- [Stated task] Transcribe the lines of the records starting with the one that has "OCR this image." in it and ending with the last, and transcribe nothing else.

───── Materials provided

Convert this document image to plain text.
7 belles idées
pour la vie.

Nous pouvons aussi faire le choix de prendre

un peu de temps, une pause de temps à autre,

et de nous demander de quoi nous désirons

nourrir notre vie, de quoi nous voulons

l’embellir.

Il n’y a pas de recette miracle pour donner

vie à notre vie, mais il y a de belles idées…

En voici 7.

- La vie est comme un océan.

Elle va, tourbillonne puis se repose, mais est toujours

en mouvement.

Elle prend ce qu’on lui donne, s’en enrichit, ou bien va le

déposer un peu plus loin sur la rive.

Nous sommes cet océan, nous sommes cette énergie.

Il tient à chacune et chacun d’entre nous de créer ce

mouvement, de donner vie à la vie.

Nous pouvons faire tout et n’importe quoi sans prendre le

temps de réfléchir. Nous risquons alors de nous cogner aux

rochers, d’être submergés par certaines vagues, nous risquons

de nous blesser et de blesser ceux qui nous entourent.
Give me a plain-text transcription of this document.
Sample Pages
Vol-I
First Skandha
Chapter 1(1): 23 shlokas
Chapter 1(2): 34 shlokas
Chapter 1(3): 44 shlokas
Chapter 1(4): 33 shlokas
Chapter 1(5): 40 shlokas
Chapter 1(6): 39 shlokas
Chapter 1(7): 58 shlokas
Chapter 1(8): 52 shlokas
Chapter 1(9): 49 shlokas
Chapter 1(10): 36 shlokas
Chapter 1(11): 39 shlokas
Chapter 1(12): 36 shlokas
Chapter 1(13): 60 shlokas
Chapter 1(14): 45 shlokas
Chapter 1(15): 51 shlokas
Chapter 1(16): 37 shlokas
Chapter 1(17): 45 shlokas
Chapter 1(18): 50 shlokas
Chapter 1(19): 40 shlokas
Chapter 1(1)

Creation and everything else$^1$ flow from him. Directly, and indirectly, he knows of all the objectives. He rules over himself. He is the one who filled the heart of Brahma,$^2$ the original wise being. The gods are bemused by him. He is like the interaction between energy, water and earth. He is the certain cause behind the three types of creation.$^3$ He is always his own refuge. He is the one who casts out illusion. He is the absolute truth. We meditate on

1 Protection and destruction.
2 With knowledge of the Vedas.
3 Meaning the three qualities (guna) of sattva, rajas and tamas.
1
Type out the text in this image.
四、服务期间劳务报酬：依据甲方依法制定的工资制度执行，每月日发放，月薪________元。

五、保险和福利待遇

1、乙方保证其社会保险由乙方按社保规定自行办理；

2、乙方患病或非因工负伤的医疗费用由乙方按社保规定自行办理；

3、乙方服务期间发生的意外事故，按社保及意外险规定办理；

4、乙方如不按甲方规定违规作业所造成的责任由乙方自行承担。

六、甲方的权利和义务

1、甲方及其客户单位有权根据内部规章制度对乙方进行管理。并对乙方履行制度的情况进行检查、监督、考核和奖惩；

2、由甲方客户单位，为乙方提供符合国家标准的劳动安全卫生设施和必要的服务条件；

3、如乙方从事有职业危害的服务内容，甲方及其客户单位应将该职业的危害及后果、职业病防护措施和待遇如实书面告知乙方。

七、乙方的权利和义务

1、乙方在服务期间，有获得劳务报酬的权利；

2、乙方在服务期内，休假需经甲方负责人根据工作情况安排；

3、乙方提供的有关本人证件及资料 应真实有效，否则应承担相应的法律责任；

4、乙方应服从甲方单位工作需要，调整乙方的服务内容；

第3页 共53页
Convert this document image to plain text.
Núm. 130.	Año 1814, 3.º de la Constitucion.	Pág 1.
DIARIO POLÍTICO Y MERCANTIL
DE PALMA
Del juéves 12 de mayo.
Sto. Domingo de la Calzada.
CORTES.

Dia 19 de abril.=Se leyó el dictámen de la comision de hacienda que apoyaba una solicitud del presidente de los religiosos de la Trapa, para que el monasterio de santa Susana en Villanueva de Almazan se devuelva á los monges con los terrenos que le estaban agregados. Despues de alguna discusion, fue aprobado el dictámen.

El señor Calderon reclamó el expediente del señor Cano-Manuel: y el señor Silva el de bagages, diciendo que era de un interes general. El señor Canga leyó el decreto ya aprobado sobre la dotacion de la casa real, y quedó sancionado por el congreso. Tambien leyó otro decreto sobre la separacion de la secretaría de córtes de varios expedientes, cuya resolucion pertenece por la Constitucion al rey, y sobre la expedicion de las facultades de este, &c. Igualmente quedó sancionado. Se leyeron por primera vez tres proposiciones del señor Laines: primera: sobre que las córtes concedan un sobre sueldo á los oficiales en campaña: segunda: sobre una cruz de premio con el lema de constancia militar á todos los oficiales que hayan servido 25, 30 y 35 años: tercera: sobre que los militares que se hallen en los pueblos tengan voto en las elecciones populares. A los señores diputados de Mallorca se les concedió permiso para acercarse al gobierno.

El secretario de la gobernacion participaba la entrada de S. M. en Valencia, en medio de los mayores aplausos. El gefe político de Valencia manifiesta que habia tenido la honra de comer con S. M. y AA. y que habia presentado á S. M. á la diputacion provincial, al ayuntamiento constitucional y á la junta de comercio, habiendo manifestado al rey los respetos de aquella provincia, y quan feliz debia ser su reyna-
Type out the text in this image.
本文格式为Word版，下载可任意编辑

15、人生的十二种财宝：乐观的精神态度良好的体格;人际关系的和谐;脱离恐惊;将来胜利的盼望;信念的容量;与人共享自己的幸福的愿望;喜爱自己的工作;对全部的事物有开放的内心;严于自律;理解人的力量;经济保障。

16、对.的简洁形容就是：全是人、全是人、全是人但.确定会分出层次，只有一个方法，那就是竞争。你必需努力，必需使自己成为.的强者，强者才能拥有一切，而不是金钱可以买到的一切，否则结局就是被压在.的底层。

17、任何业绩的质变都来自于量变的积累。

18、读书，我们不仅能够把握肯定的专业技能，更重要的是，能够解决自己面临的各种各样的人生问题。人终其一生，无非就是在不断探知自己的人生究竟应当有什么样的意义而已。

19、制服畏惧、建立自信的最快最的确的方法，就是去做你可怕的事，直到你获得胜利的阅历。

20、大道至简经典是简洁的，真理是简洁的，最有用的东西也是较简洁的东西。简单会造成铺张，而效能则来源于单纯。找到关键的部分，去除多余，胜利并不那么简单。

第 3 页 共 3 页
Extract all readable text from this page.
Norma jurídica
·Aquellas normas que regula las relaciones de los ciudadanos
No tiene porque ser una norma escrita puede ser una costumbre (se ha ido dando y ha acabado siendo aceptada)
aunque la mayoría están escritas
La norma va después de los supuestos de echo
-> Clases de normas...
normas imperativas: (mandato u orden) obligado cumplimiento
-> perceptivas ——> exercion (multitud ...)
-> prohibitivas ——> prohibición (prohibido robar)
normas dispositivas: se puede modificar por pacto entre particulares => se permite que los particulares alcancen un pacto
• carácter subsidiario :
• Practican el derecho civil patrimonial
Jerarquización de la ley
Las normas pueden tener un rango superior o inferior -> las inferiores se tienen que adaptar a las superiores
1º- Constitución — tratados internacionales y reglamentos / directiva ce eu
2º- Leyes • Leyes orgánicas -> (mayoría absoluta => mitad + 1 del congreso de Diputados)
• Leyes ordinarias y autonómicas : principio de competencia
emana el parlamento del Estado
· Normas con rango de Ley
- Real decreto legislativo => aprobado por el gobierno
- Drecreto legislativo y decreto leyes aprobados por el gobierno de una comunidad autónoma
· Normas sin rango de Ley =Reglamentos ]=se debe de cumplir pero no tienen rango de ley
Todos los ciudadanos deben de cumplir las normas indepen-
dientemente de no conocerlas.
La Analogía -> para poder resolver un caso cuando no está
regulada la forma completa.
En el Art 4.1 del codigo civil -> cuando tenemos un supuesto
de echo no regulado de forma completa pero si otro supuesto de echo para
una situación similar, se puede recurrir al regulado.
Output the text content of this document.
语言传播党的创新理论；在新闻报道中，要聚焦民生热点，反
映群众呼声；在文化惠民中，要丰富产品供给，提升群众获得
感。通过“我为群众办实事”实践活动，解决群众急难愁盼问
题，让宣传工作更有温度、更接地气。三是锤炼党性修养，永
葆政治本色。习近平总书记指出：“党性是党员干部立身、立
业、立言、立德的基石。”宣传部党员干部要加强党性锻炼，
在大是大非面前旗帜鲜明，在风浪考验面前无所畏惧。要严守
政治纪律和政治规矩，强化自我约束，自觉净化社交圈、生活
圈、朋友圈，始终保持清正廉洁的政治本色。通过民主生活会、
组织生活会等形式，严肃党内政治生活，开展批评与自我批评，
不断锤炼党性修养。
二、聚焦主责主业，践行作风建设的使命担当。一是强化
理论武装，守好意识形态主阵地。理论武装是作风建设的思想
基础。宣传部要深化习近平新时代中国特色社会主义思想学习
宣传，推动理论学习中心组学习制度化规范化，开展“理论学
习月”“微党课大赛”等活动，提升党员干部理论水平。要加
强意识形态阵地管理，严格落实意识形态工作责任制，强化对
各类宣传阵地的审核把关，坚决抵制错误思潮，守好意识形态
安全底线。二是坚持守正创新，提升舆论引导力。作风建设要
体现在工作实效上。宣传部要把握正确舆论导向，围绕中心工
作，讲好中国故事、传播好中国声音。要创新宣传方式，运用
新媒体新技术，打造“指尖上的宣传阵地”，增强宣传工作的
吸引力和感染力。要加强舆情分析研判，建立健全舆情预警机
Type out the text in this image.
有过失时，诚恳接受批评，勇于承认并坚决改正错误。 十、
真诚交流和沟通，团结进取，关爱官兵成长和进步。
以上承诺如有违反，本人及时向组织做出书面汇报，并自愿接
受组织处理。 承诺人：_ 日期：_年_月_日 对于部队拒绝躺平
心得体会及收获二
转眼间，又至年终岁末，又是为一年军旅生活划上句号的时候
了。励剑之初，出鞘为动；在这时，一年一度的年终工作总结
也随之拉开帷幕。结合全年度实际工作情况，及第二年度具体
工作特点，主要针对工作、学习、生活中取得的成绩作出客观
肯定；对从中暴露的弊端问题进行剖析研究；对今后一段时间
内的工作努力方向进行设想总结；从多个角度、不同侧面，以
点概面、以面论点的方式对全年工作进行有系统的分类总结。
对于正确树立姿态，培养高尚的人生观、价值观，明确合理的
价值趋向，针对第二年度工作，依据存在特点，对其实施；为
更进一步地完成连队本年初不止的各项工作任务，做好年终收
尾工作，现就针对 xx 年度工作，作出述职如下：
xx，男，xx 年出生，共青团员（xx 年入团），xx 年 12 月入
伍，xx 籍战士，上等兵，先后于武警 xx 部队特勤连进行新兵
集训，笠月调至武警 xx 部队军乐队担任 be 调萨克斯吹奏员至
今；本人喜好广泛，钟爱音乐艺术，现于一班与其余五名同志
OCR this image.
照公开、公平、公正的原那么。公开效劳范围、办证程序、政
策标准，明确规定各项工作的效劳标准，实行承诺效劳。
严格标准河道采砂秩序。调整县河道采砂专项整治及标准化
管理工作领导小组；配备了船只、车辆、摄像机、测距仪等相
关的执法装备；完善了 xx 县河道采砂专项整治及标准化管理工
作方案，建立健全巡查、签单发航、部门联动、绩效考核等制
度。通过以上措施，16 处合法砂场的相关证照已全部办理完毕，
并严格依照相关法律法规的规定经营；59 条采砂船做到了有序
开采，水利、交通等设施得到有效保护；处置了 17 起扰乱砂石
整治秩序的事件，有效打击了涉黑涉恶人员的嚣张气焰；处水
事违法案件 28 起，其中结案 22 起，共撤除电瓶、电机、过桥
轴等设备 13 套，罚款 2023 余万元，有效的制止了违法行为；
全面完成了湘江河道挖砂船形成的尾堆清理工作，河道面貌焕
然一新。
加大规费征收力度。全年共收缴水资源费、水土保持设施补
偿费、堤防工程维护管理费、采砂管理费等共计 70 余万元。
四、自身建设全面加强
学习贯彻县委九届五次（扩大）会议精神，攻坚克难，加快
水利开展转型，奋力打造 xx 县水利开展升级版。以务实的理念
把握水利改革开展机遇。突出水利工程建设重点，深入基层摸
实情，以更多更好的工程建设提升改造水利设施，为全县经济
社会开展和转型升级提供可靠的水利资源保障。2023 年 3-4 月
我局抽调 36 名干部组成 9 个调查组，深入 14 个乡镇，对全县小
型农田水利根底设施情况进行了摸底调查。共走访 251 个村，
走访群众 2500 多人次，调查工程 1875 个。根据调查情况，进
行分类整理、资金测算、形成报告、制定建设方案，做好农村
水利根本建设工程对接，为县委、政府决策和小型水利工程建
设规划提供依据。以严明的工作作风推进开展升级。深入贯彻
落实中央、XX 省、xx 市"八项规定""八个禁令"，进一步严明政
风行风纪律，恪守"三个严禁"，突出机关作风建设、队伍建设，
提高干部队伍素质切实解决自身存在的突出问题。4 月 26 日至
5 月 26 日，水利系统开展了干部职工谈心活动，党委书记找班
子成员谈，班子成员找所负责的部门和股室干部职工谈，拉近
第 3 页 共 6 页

──────────

- [Full solution]
OCR this image.
照公开、公平、公正的原那么。公开效劳范围、办证程序、政
策标准，明确规定各项工作的效劳标准，实行承诺效劳。
严格标准河道采砂秩序。调整县河道采砂专项整治及标准化
管理工作领导小组；配备了船只、车辆、摄像机、测距仪等相
关的执法装备；完善了 xx 县河道采砂专项整治及标准化管理工
作方案，建立健全巡查、签单发航、部门联动、绩效考核等制
度。通过以上措施，16 处合法砂场的相关证照已全部办理完毕，
并严格依照相关法律法规的规定经营；59 条采砂船做到了有序
开采，水利、交通等设施得到有效保护；处置了 17 起扰乱砂石
整治秩序的事件，有效打击了涉黑涉恶人员的嚣张气焰；处水
事违法案件 28 起，其中结案 22 起，共撤除电瓶、电机、过桥
轴等设备 13 套，罚款 2023 余万元，有效的制止了违法行为；
全面完成了湘江河道挖砂船形成的尾堆清理工作，河道面貌焕
然一新。
加大规费征收力度。全年共收缴水资源费、水土保持设施补
偿费、堤防工程维护管理费、采砂管理费等共计 70 余万元。
四、自身建设全面加强
学习贯彻县委九届五次（扩大）会议精神，攻坚克难，加快
水利开展转型，奋力打造 xx 县水利开展升级版。以务实的理念
把握水利改革开展机遇。突出水利工程建设重点，深入基层摸
实情，以更多更好的工程建设提升改造水利设施，为全县经济
社会开展和转型升级提供可靠的水利资源保障。2023 年 3-4 月
我局抽调 36 名干部组成 9 个调查组，深入 14 个乡镇，对全县小
型农田水利根底设施情况进行了摸底调查。共走访 251 个村，
走访群众 2500 多人次，调查工程 1875 个。根据调查情况，进
行分类整理、资金测算、形成报告、制定建设方案，做好农村
水利根本建设工程对接，为县委、政府决策和小型水利工程建
设规划提供依据。以严明的工作作风推进开展升级。深入贯彻
落实中央、XX 省、xx 市"八项规定""八个禁令"，进一步严明政
风行风纪律，恪守"三个严禁"，突出机关作风建设、队伍建设，
提高干部队伍素质切实解决自身存在的突出问题。4 月 26 日至
5 月 26 日，水利系统开展了干部职工谈心活动，党委书记找班
子成员谈，班子成员找所负责的部门和股室干部职工谈，拉近
第 3 页 共 6 页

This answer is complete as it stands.